● **提供文本**:
———
打算基于这个写一篇深入理解Tensorflow搭建模型的文章。从MNIST数据的手动处理开始谈起。
在MNIST二进制数据集探索–基于Numpy处理这篇文章里,给出了处理MNIST二进制数据的代码。
首先问,为什么要自己动手处理这个二进制数据集呢?
第一,原因在于我们可以这么做,且MNIST数据量很小,训练集和测试集加起来就100多MB。60000 + 10000条数据。
第二,如果是用官方的教程,数据获取方式是:
from tensorflow.examples.tutorials.mnist import input_data
mnist = input_data.read_data_sets("/tmp/data/", one_hot=True) # 自动one_hot编码
然后在后面用到时,只需要:
batch_xs, batch_ys = mnist.train.next_batch(batch_size) # 获取一个batch的数据
print("Accuracy:", accuracy.eval({x: mnist.test.images, y: mnist.test.labels})) # 直接拿到数据
这对于学习TensorFlow这里的Tensor
如何Flow
并没有太大的助益。
如果我们能对数据集更加了解,知道如何处理填充给模型,就会很舒服。
不多说,先把代码丢上来:
import tensorflow as tf
import numpy as np
from load_ubyte_image import *
# mnist =
train_data_filename = "./datasets/mnist/train-images-idx3-ubyte"
———
● **数据集摘录**:
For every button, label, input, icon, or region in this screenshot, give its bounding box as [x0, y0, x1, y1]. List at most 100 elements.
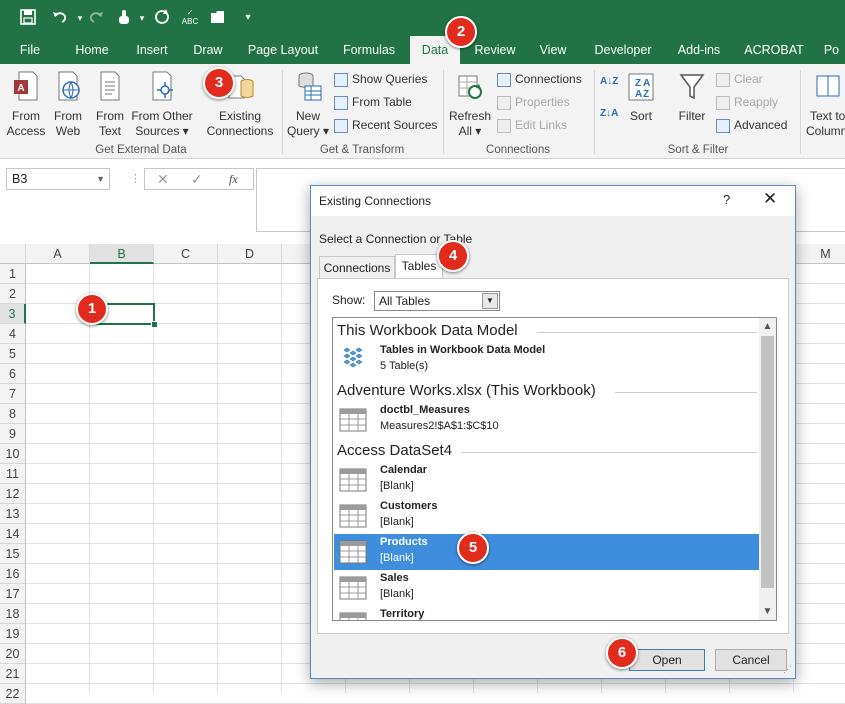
filter-button[interactable]: Filter	[672, 70, 712, 124]
tab-tables[interactable]: Tables	[395, 254, 443, 279]
column-header[interactable]: B	[90, 244, 154, 264]
properties-button[interactable]: Properties	[497, 92, 570, 112]
list-item[interactable]: doctbl_Measures Measures2!$A$1:$C$10	[334, 402, 759, 438]
clear-button[interactable]: Clear	[716, 69, 763, 89]
row-header[interactable]: 15	[0, 544, 26, 564]
sort-descending-icon[interactable]: Z↓A	[600, 104, 618, 124]
text-to-columns-button[interactable]: Text to Column	[804, 70, 845, 139]
row-header[interactable]: 7	[0, 384, 26, 404]
redo-icon[interactable]	[86, 8, 106, 28]
tab-draw[interactable]: Draw	[186, 36, 230, 64]
row-header[interactable]: 6	[0, 364, 26, 384]
row-header[interactable]: 5	[0, 344, 26, 364]
name-box[interactable]: B3 ▼	[6, 168, 110, 190]
open-folder-icon[interactable]	[208, 8, 228, 28]
fill-handle[interactable]	[151, 321, 158, 328]
row-header[interactable]: 13	[0, 504, 26, 524]
column-header[interactable]: M	[794, 244, 845, 264]
close-icon[interactable]: ✕	[763, 189, 777, 209]
row-header[interactable]: 1	[0, 264, 26, 284]
touch-mode-icon[interactable]	[114, 8, 134, 28]
advanced-button[interactable]: Advanced	[716, 115, 787, 135]
recent-sources-button[interactable]: Recent Sources	[334, 115, 437, 135]
list-item[interactable]: Calendar [Blank]	[334, 462, 759, 498]
customize-icon[interactable]: ▾	[238, 8, 258, 28]
from-text-button[interactable]: From Text	[90, 70, 130, 139]
row-header[interactable]: 8	[0, 404, 26, 424]
cancel-button[interactable]: Cancel	[715, 649, 787, 671]
row-header[interactable]: 11	[0, 464, 26, 484]
column-header[interactable]: A	[26, 244, 90, 264]
row-header[interactable]: 22	[0, 684, 26, 704]
row-header[interactable]: 16	[0, 564, 26, 584]
touch-dropdown-icon[interactable]: ▾	[132, 8, 152, 28]
vertical-scrollbar[interactable]: ▲ ▼	[759, 318, 776, 620]
tab-file[interactable]: File	[10, 36, 50, 64]
row-header[interactable]: 19	[0, 624, 26, 644]
undo-icon[interactable]	[50, 8, 70, 28]
connections-button[interactable]: Connections	[497, 69, 582, 89]
scroll-up-icon[interactable]: ▲	[759, 318, 776, 335]
tab-acrobat[interactable]: ACROBAT	[740, 36, 808, 64]
chevron-down-icon[interactable]: ▼	[96, 169, 105, 189]
save-icon[interactable]	[18, 8, 38, 28]
show-queries-button[interactable]: Show Queries	[334, 69, 427, 89]
chevron-down-icon[interactable]: ▼	[482, 293, 498, 309]
list-item[interactable]: Sales [Blank]	[334, 570, 759, 606]
from-other-sources-button[interactable]: From Other Sources ▾	[130, 70, 194, 139]
tab-connections[interactable]: Connections	[319, 256, 395, 278]
row-header[interactable]: 21	[0, 664, 26, 684]
tab-power[interactable]: Po	[818, 36, 845, 64]
tab-developer[interactable]: Developer	[586, 36, 660, 64]
list-item[interactable]: Tables in Workbook Data Model 5 Table(s)	[334, 342, 759, 378]
more-options-icon: ⋮	[130, 173, 141, 185]
refresh-all-button[interactable]: Refresh All ▾	[448, 70, 492, 139]
tab-add-ins[interactable]: Add-ins	[668, 36, 730, 64]
list-item[interactable]: Customers [Blank]	[334, 498, 759, 534]
scroll-down-icon[interactable]: ▼	[759, 603, 776, 620]
row-header[interactable]: 17	[0, 584, 26, 604]
row-header[interactable]: 14	[0, 524, 26, 544]
section-divider	[615, 392, 757, 393]
row-header[interactable]: 10	[0, 444, 26, 464]
sort-ascending-icon[interactable]: A↓Z	[600, 72, 618, 92]
tab-insert[interactable]: Insert	[126, 36, 178, 64]
spelling-icon[interactable]: ✓ ABC	[180, 8, 200, 28]
row-header[interactable]: 4	[0, 324, 26, 344]
cancel-entry-icon[interactable]: ✕	[157, 171, 169, 188]
column-header[interactable]: D	[218, 244, 282, 264]
reapply-button[interactable]: Reapply	[716, 92, 778, 112]
tab-formulas[interactable]: Formulas	[336, 36, 402, 64]
refresh-icon[interactable]	[152, 8, 172, 28]
from-table-button[interactable]: From Table	[334, 92, 412, 112]
confirm-entry-icon[interactable]: ✓	[191, 171, 203, 188]
from-access-button[interactable]: A From Access	[4, 70, 48, 139]
tab-view[interactable]: View	[530, 36, 576, 64]
list-item-description: [Blank]	[380, 588, 414, 600]
connections-list[interactable]: This Workbook Data Model Tables in Workbo…	[332, 317, 777, 621]
row-header[interactable]: 18	[0, 604, 26, 624]
edit-links-button[interactable]: Edit Links	[497, 115, 567, 135]
sort-button[interactable]: ZAAZ Sort	[624, 70, 658, 124]
resize-grip-icon[interactable]: ⋰	[783, 664, 792, 675]
scrollbar-thumb[interactable]	[761, 336, 774, 588]
tab-review[interactable]: Review	[468, 36, 522, 64]
tab-page-layout[interactable]: Page Layout	[238, 36, 328, 64]
row-header[interactable]: 2	[0, 284, 26, 304]
show-filter-select[interactable]: All Tables ▼	[374, 291, 500, 311]
column-header[interactable]: C	[154, 244, 218, 264]
list-item[interactable]: Products [Blank]	[334, 534, 759, 570]
from-web-button[interactable]: From Web	[48, 70, 88, 139]
insert-function-icon[interactable]: fx	[229, 172, 238, 187]
list-item[interactable]: Territory	[334, 606, 759, 620]
row-header[interactable]: 12	[0, 484, 26, 504]
row-header[interactable]: 9	[0, 424, 26, 444]
row-header[interactable]: 20	[0, 644, 26, 664]
new-query-button[interactable]: New Query ▾	[286, 70, 330, 139]
row-header[interactable]: 3	[0, 304, 26, 324]
select-all-corner[interactable]	[0, 244, 26, 264]
tab-home[interactable]: Home	[66, 36, 118, 64]
open-button[interactable]: Open	[629, 649, 705, 671]
help-icon[interactable]: ?	[723, 192, 730, 207]
advanced-label: Advanced	[734, 118, 788, 132]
———
● **任务要求**: 请根据上面的提供文本回答:作者说MNIST的训练集和测试集加起来一共有多大?

● **参考答案**: 加起来就100多MB。